[Figure record extracts]
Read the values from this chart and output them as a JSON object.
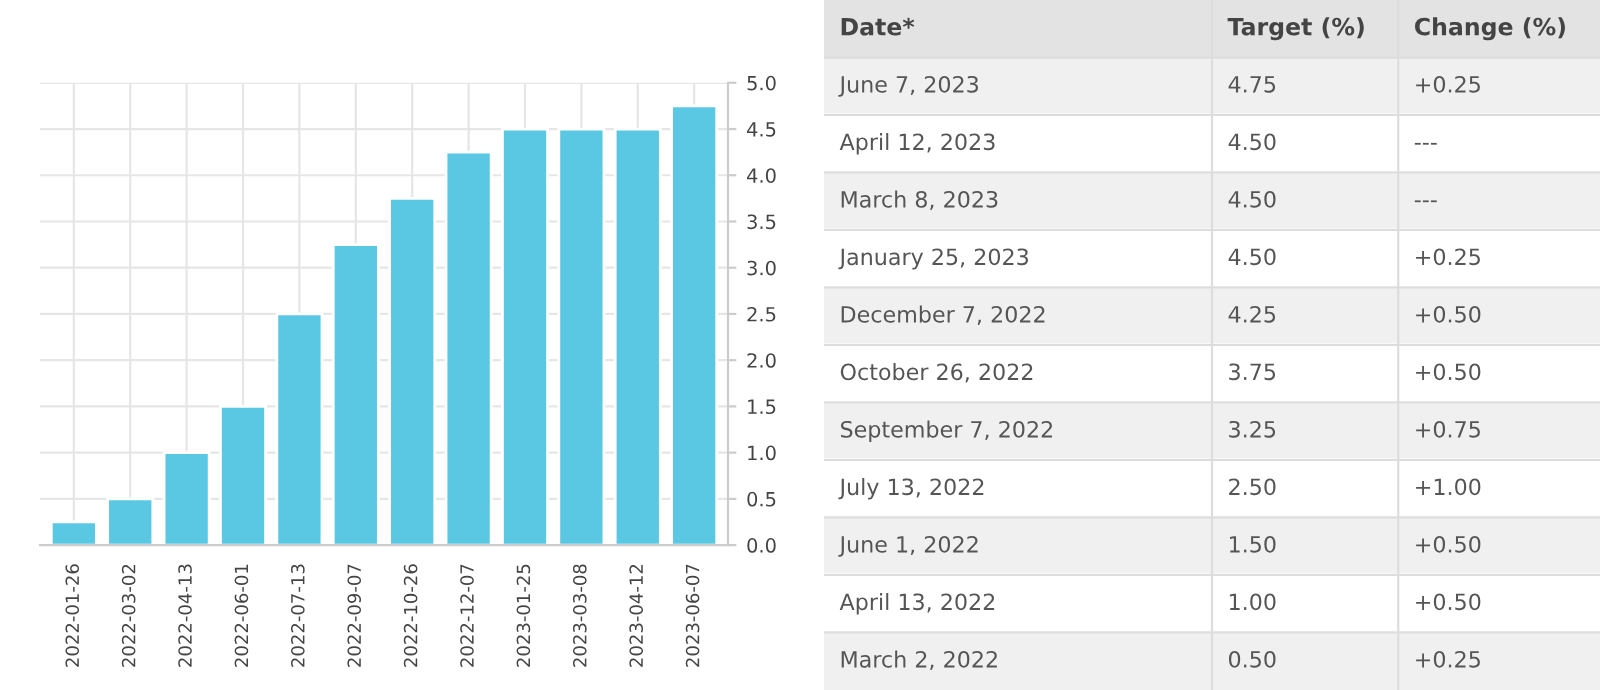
{
  "chart_data": [
    {
      "type": "bar",
      "categories": [
        "2022-01-26",
        "2022-03-02",
        "2022-04-13",
        "2022-06-01",
        "2022-07-13",
        "2022-09-07",
        "2022-10-26",
        "2022-12-07",
        "2023-01-25",
        "2023-03-08",
        "2023-04-12",
        "2023-06-07"
      ],
      "values": [
        0.25,
        0.5,
        1.0,
        1.5,
        2.5,
        3.25,
        3.75,
        4.25,
        4.5,
        4.5,
        4.5,
        4.75
      ],
      "color": "#5bc8e3",
      "ylim": [
        0,
        5.0
      ],
      "yticks": [
        {
          "value": 0,
          "label": "0.0"
        },
        {
          "value": 0.5,
          "label": "0.5"
        },
        {
          "value": 1.0,
          "label": "1.0"
        },
        {
          "value": 1.5,
          "label": "1.5"
        },
        {
          "value": 2.0,
          "label": "2.0"
        },
        {
          "value": 2.5,
          "label": "2.5"
        },
        {
          "value": 3.0,
          "label": "3.0"
        },
        {
          "value": 3.5,
          "label": "3.5"
        },
        {
          "value": 4.0,
          "label": "4.0"
        },
        {
          "value": 4.5,
          "label": "4.5"
        },
        {
          "value": 5.0,
          "label": "5.0"
        }
      ],
      "grid": true
    },
    {
      "type": "other",
      "categories": [
        "Date*",
        "Target (%)",
        "Change (%)"
      ],
      "annotations": [
        "June 7, 2023",
        "4.75",
        "+0.25",
        "April 12, 2023",
        "4.50",
        "---",
        "March 8, 2023",
        "4.50",
        "---",
        "January 25, 2023",
        "4.50",
        "+0.25",
        "December 7, 2022",
        "4.25",
        "+0.50",
        "October 26, 2022",
        "3.75",
        "+0.50",
        "September 7, 2022",
        "3.25",
        "+0.75",
        "July 13, 2022",
        "2.50",
        "+1.00",
        "June 1, 2022",
        "1.50",
        "+0.50",
        "April 13, 2022",
        "1.00",
        "+0.50",
        "March 2, 2022",
        "0.50",
        "+0.25"
      ]
    }
  ]
}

Work to do: Reproduce the records, all of them, word for word; omit the pictures.

Task output:
Read the values from this chart and output them as a JSON object.
{
  "chart_data": [
    {
      "type": "bar",
      "categories": [
        "2022-01-26",
        "2022-03-02",
        "2022-04-13",
        "2022-06-01",
        "2022-07-13",
        "2022-09-07",
        "2022-10-26",
        "2022-12-07",
        "2023-01-25",
        "2023-03-08",
        "2023-04-12",
        "2023-06-07"
      ],
      "values": [
        0.25,
        0.5,
        1.0,
        1.5,
        2.5,
        3.25,
        3.75,
        4.25,
        4.5,
        4.5,
        4.5,
        4.75
      ],
      "color": "#5bc8e3",
      "ylim": [
        0,
        5.0
      ],
      "yticks": [
        {
          "value": 0,
          "label": "0.0"
        },
        {
          "value": 0.5,
          "label": "0.5"
        },
        {
          "value": 1.0,
          "label": "1.0"
        },
        {
          "value": 1.5,
          "label": "1.5"
        },
        {
          "value": 2.0,
          "label": "2.0"
        },
        {
          "value": 2.5,
          "label": "2.5"
        },
        {
          "value": 3.0,
          "label": "3.0"
        },
        {
          "value": 3.5,
          "label": "3.5"
        },
        {
          "value": 4.0,
          "label": "4.0"
        },
        {
          "value": 4.5,
          "label": "4.5"
        },
        {
          "value": 5.0,
          "label": "5.0"
        }
      ],
      "grid": true
    },
    {
      "type": "other",
      "categories": [
        "Date*",
        "Target (%)",
        "Change (%)"
      ],
      "annotations": [
        "June 7, 2023",
        "4.75",
        "+0.25",
        "April 12, 2023",
        "4.50",
        "---",
        "March 8, 2023",
        "4.50",
        "---",
        "January 25, 2023",
        "4.50",
        "+0.25",
        "December 7, 2022",
        "4.25",
        "+0.50",
        "October 26, 2022",
        "3.75",
        "+0.50",
        "September 7, 2022",
        "3.25",
        "+0.75",
        "July 13, 2022",
        "2.50",
        "+1.00",
        "June 1, 2022",
        "1.50",
        "+0.50",
        "April 13, 2022",
        "1.00",
        "+0.50",
        "March 2, 2022",
        "0.50",
        "+0.25"
      ]
    }
  ]
}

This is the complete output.